(Problem description): Every line below that contains "JSON" is to be copied.

(Data for the task):
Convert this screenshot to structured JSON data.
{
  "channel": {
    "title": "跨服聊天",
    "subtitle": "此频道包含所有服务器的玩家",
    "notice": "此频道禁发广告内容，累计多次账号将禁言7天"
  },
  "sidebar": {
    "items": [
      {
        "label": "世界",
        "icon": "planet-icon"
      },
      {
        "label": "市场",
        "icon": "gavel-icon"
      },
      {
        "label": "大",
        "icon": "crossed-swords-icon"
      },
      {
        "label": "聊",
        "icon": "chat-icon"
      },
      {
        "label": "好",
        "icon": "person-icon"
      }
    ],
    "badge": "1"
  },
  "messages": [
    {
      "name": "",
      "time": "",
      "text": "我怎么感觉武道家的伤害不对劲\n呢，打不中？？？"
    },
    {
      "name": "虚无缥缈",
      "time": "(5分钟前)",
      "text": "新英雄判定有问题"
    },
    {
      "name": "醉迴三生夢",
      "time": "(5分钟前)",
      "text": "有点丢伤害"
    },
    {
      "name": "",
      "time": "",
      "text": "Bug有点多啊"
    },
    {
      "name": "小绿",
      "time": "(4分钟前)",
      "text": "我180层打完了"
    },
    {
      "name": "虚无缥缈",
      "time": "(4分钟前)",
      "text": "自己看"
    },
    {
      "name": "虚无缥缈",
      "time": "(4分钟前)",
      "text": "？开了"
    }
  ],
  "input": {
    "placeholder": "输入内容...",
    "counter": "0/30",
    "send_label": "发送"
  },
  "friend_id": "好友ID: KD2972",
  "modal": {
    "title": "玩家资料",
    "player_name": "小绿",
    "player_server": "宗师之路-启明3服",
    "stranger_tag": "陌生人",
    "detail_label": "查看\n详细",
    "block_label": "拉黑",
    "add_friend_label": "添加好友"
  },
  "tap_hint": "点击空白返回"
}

...

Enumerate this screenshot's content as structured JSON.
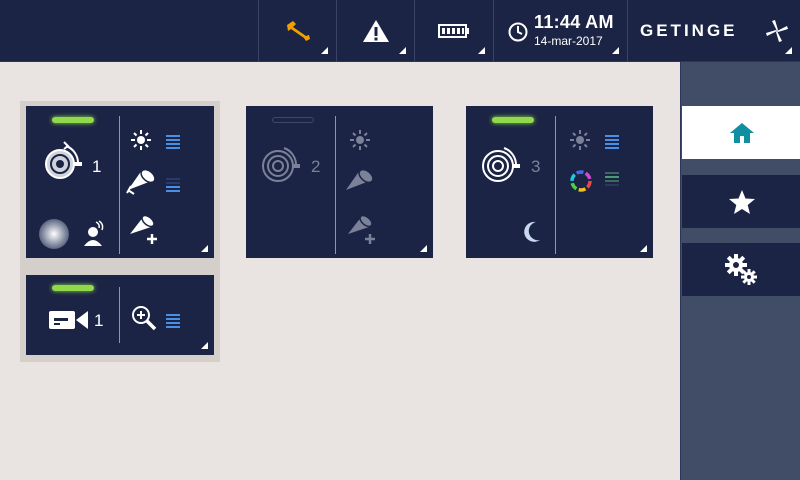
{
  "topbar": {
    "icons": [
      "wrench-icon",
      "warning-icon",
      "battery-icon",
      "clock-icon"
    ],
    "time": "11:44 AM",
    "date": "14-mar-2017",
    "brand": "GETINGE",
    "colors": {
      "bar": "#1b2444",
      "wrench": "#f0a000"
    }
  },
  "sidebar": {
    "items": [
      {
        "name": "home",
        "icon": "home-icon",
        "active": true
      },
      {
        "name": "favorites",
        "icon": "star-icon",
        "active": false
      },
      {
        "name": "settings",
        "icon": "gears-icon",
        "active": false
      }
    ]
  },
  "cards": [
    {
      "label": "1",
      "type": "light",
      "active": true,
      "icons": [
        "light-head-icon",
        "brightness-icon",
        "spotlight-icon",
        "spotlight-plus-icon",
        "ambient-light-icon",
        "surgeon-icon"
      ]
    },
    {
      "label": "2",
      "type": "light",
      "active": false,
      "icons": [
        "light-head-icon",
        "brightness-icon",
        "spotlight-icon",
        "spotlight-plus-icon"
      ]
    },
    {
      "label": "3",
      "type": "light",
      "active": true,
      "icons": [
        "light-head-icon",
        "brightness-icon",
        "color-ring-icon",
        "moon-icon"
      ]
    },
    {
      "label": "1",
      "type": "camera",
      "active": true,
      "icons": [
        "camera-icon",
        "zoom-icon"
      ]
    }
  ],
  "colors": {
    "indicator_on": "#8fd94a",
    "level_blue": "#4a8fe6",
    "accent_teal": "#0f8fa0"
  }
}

(Finished exercise):
Convert this screenshot to structured JSON data.
Enumerate this screenshot's content as structured JSON.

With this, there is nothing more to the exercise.